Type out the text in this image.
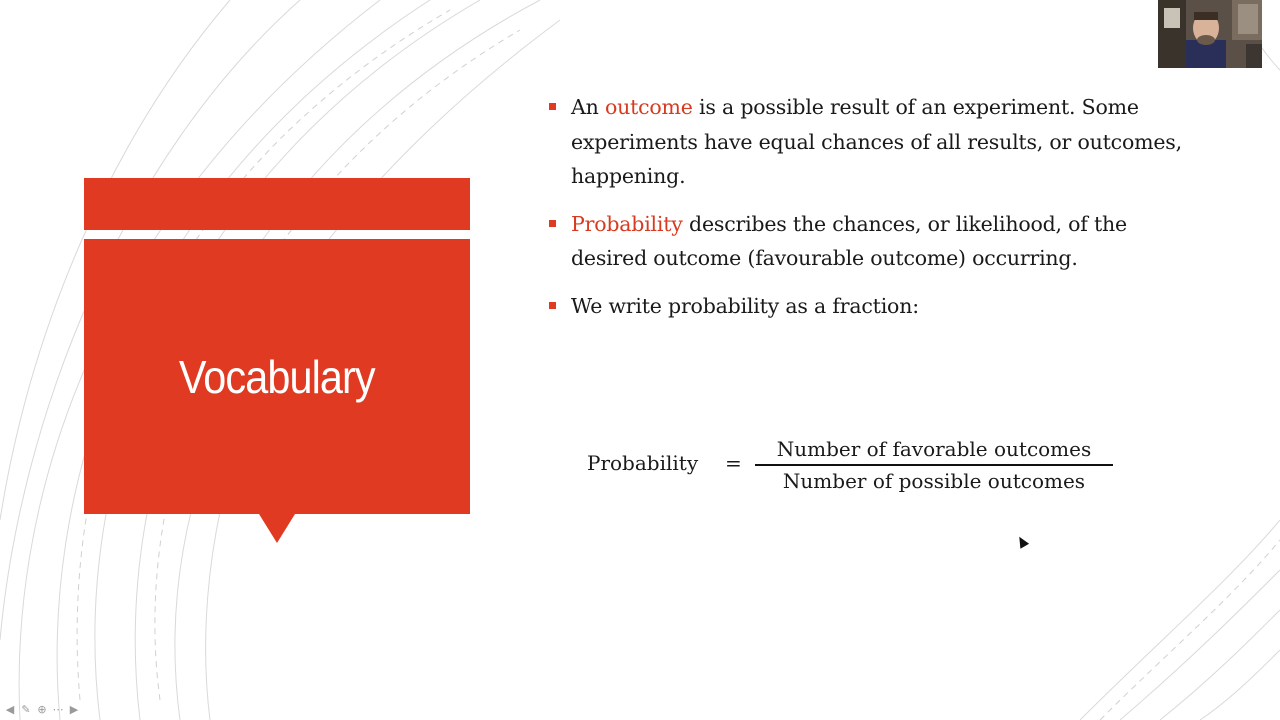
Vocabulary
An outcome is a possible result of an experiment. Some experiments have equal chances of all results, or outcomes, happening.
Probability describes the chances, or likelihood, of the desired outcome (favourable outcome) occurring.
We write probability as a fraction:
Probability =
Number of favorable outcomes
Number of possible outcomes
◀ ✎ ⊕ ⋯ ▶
^^^^
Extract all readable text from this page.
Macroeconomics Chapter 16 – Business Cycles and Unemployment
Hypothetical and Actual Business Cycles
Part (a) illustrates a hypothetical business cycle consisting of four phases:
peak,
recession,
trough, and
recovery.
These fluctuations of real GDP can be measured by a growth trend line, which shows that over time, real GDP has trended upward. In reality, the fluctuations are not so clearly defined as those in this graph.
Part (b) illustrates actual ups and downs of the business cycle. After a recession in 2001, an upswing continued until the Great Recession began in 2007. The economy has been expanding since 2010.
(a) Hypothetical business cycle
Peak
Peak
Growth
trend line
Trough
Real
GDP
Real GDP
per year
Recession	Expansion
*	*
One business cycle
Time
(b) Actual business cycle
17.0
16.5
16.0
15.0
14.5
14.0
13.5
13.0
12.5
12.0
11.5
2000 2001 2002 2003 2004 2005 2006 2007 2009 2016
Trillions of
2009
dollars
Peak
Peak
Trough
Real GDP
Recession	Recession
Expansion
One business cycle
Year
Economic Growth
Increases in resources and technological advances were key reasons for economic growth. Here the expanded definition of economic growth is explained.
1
^^^^
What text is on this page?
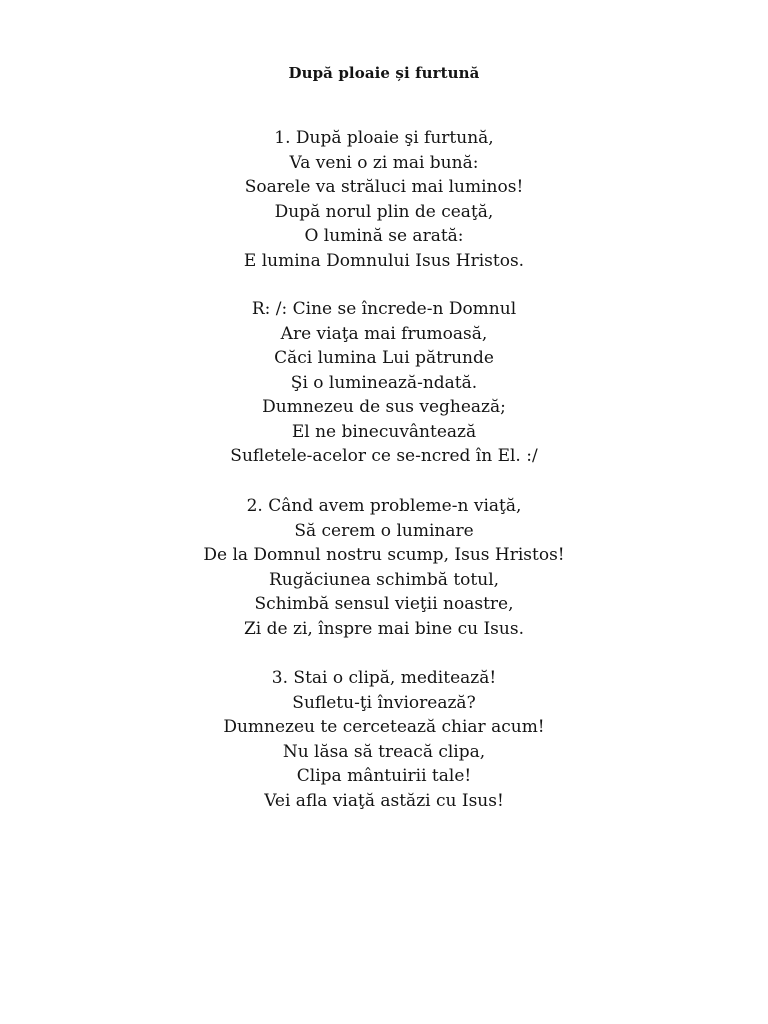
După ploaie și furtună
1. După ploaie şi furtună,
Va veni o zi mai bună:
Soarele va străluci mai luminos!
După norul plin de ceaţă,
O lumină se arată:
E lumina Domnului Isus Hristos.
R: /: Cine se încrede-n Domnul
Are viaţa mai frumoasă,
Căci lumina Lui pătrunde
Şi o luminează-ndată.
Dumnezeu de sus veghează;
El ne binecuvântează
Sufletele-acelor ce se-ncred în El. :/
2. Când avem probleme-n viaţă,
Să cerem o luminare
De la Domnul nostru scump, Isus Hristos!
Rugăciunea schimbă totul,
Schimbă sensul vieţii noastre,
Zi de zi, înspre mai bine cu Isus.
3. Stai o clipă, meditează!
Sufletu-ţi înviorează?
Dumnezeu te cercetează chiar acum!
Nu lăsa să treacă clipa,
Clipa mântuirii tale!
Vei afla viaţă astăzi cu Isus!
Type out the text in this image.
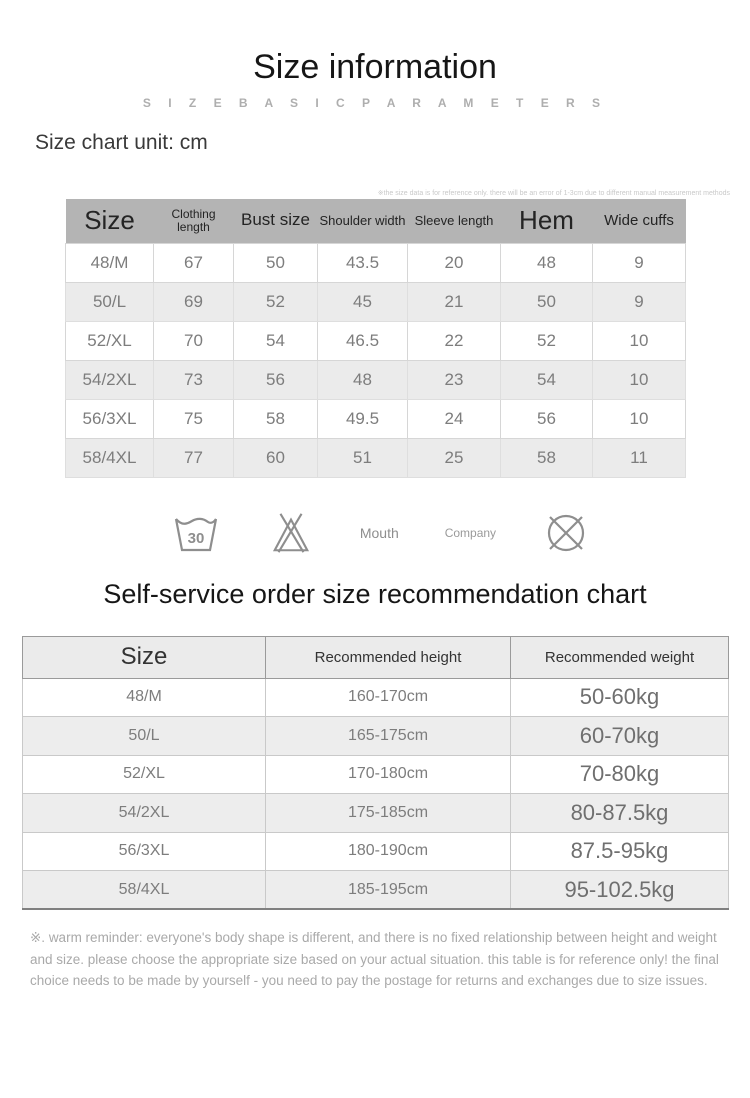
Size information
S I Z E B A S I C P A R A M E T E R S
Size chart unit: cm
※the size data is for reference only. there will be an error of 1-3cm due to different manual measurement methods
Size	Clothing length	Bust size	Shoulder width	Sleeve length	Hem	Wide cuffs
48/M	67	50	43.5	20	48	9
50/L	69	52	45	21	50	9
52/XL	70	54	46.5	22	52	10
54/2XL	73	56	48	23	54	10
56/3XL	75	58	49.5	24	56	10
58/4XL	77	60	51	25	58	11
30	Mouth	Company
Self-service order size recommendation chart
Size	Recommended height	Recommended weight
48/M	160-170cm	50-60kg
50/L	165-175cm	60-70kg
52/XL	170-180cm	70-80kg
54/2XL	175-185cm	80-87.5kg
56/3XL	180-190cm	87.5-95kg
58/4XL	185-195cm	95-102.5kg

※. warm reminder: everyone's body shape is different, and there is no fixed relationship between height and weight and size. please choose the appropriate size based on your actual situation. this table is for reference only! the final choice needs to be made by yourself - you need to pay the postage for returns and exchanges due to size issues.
^^^^
Task details:
Look over the listing above. Pick out and copy every line that includes "Part".

The reply:
Part (a) illustrates a hypothetical business cycle consisting of four phases:
Part (b) illustrates actual ups and downs of the business cycle. After a recession in 2001, an upswing continued until the Great Recession began in 2007. The economy has been expanding since 2010.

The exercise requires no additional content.